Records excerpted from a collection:
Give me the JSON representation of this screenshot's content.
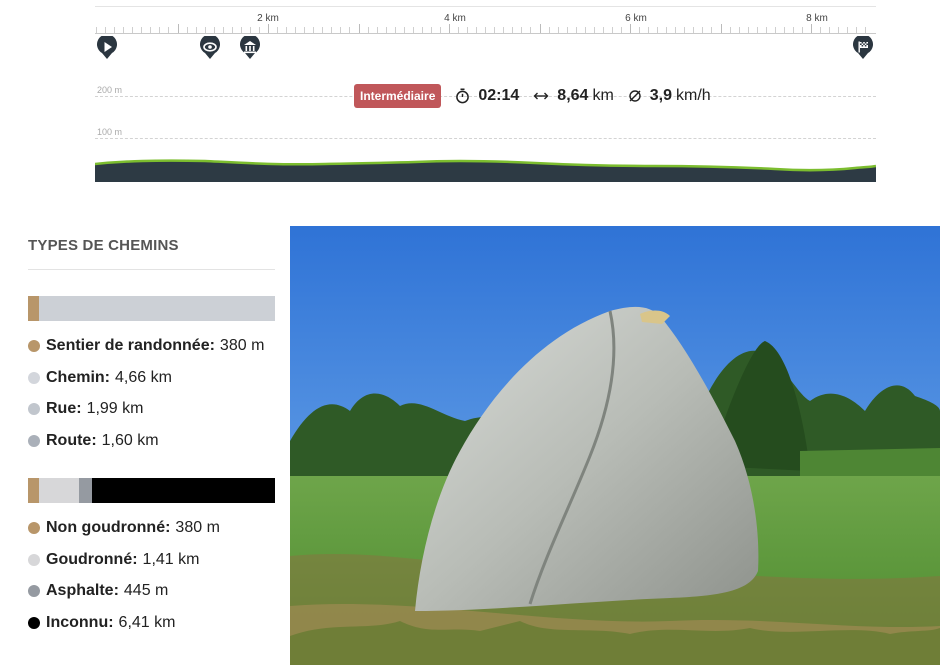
{
  "profile": {
    "km_labels": [
      "2 km",
      "4 km",
      "6 km",
      "8 km"
    ],
    "altitude_labels": [
      "200 m",
      "100 m"
    ],
    "poi_icons": [
      "play-icon",
      "eye-icon",
      "museum-icon",
      "finish-flag-icon"
    ],
    "profile_colors": {
      "line": "#7cbd2f",
      "fill": "#2d3a44"
    }
  },
  "stats": {
    "difficulty": "Intermédiaire",
    "difficulty_color": "#c0575a",
    "duration": "02:14",
    "distance_value": "8,64",
    "distance_unit": "km",
    "speed_value": "3,9",
    "speed_unit": "km/h"
  },
  "path_types": {
    "title": "TYPES DE CHEMINS",
    "path_bar": [
      {
        "color": "#b8966a",
        "fraction": 0.044
      },
      {
        "color": "#ccd0d6",
        "fraction": 0.956
      }
    ],
    "path_legend": [
      {
        "label": "Sentier de randonnée:",
        "value": "380 m",
        "color": "#b8966a"
      },
      {
        "label": "Chemin:",
        "value": "4,66 km",
        "color": "#d3d6dc"
      },
      {
        "label": "Rue:",
        "value": "1,99 km",
        "color": "#c1c6cd"
      },
      {
        "label": "Route:",
        "value": "1,60 km",
        "color": "#aab0b9"
      }
    ],
    "surface_bar": [
      {
        "color": "#b8966a",
        "fraction": 0.044
      },
      {
        "color": "#d7d7d9",
        "fraction": 0.163
      },
      {
        "color": "#959aa1",
        "fraction": 0.051
      },
      {
        "color": "#000000",
        "fraction": 0.742
      }
    ],
    "surface_legend": [
      {
        "label": "Non goudronné:",
        "value": "380 m",
        "color": "#b8966a"
      },
      {
        "label": "Goudronné:",
        "value": "1,41 km",
        "color": "#d7d7d9"
      },
      {
        "label": "Asphalte:",
        "value": "445 m",
        "color": "#959aa1"
      },
      {
        "label": "Inconnu:",
        "value": "6,41 km",
        "color": "#000000"
      }
    ]
  }
}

THE TASK | Transcribe the material exactly, leaving every picture out.

COMPLETE RESPONSE |
Give me the JSON representation of this screenshot's content.
{
  "profile": {
    "km_labels": [
      "2 km",
      "4 km",
      "6 km",
      "8 km"
    ],
    "altitude_labels": [
      "200 m",
      "100 m"
    ],
    "poi_icons": [
      "play-icon",
      "eye-icon",
      "museum-icon",
      "finish-flag-icon"
    ],
    "profile_colors": {
      "line": "#7cbd2f",
      "fill": "#2d3a44"
    }
  },
  "stats": {
    "difficulty": "Intermédiaire",
    "difficulty_color": "#c0575a",
    "duration": "02:14",
    "distance_value": "8,64",
    "distance_unit": "km",
    "speed_value": "3,9",
    "speed_unit": "km/h"
  },
  "path_types": {
    "title": "TYPES DE CHEMINS",
    "path_bar": [
      {
        "color": "#b8966a",
        "fraction": 0.044
      },
      {
        "color": "#ccd0d6",
        "fraction": 0.956
      }
    ],
    "path_legend": [
      {
        "label": "Sentier de randonnée:",
        "value": "380 m",
        "color": "#b8966a"
      },
      {
        "label": "Chemin:",
        "value": "4,66 km",
        "color": "#d3d6dc"
      },
      {
        "label": "Rue:",
        "value": "1,99 km",
        "color": "#c1c6cd"
      },
      {
        "label": "Route:",
        "value": "1,60 km",
        "color": "#aab0b9"
      }
    ],
    "surface_bar": [
      {
        "color": "#b8966a",
        "fraction": 0.044
      },
      {
        "color": "#d7d7d9",
        "fraction": 0.163
      },
      {
        "color": "#959aa1",
        "fraction": 0.051
      },
      {
        "color": "#000000",
        "fraction": 0.742
      }
    ],
    "surface_legend": [
      {
        "label": "Non goudronné:",
        "value": "380 m",
        "color": "#b8966a"
      },
      {
        "label": "Goudronné:",
        "value": "1,41 km",
        "color": "#d7d7d9"
      },
      {
        "label": "Asphalte:",
        "value": "445 m",
        "color": "#959aa1"
      },
      {
        "label": "Inconnu:",
        "value": "6,41 km",
        "color": "#000000"
      }
    ]
  }
}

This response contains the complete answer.